EXERCISE DESCRIPTION: Say how many lines include the word "textbook". Reply with nothing but the number.

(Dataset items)

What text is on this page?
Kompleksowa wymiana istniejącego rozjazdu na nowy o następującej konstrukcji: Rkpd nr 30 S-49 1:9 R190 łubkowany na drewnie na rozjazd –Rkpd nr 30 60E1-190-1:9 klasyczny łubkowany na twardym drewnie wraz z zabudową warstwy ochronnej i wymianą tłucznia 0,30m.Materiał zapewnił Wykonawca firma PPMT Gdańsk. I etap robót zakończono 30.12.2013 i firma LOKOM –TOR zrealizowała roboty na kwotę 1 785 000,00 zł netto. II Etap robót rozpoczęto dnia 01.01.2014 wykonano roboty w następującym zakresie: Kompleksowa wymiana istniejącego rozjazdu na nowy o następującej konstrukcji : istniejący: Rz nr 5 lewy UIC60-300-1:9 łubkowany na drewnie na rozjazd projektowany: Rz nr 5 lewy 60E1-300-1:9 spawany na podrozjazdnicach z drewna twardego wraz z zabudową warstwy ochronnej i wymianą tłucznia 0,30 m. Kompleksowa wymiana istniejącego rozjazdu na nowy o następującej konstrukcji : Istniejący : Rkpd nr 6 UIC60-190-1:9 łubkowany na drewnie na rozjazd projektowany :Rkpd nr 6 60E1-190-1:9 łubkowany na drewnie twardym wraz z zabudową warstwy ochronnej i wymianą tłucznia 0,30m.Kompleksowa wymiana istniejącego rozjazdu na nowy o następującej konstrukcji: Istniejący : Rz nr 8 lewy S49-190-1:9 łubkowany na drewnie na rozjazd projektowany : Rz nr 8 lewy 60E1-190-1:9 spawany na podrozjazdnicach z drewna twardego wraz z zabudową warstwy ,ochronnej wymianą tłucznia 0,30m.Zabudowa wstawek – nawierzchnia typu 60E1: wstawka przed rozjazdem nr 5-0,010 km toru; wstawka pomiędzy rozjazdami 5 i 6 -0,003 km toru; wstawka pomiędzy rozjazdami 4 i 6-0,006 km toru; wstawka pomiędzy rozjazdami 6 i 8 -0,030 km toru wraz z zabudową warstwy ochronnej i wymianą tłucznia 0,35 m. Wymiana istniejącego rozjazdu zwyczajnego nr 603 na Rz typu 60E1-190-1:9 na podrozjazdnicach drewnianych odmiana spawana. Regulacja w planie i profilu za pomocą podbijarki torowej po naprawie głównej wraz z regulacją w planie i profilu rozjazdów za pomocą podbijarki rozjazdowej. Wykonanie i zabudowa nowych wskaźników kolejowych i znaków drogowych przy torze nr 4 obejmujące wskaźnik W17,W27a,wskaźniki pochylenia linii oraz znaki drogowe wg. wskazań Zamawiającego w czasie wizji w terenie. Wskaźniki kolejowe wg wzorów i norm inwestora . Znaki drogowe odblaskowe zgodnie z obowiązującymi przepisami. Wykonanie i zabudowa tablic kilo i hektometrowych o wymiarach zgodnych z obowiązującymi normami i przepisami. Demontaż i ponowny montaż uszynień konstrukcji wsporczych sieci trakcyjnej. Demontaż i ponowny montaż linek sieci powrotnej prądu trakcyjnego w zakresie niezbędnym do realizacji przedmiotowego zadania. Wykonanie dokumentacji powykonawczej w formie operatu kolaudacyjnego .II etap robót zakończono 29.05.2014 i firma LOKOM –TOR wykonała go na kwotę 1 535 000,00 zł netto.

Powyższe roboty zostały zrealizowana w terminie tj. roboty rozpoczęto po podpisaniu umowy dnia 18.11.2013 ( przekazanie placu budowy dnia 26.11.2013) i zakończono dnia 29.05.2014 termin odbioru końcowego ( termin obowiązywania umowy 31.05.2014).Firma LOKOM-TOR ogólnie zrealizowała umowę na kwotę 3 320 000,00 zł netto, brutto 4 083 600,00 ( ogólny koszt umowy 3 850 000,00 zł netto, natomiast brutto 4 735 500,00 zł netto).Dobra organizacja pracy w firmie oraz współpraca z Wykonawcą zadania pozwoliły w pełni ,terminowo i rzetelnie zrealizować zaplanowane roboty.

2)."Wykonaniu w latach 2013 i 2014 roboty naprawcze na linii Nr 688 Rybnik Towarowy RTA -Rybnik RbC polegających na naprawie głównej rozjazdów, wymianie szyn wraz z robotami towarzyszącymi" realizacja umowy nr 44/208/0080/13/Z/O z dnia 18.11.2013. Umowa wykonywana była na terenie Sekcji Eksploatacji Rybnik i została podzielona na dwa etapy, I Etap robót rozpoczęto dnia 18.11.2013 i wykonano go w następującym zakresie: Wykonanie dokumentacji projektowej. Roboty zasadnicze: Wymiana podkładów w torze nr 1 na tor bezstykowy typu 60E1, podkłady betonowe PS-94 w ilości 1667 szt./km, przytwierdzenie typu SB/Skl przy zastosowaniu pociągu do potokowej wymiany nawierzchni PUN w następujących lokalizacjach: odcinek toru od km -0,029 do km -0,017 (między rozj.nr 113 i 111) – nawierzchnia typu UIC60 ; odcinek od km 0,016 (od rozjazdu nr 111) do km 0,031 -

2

--

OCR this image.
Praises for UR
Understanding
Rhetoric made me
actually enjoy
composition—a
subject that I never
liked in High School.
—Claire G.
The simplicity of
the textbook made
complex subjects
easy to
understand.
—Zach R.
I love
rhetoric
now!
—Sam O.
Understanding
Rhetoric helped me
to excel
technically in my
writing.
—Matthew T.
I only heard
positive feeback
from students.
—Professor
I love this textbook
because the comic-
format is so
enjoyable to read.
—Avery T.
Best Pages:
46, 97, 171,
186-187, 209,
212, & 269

FULL OUTPUT: 2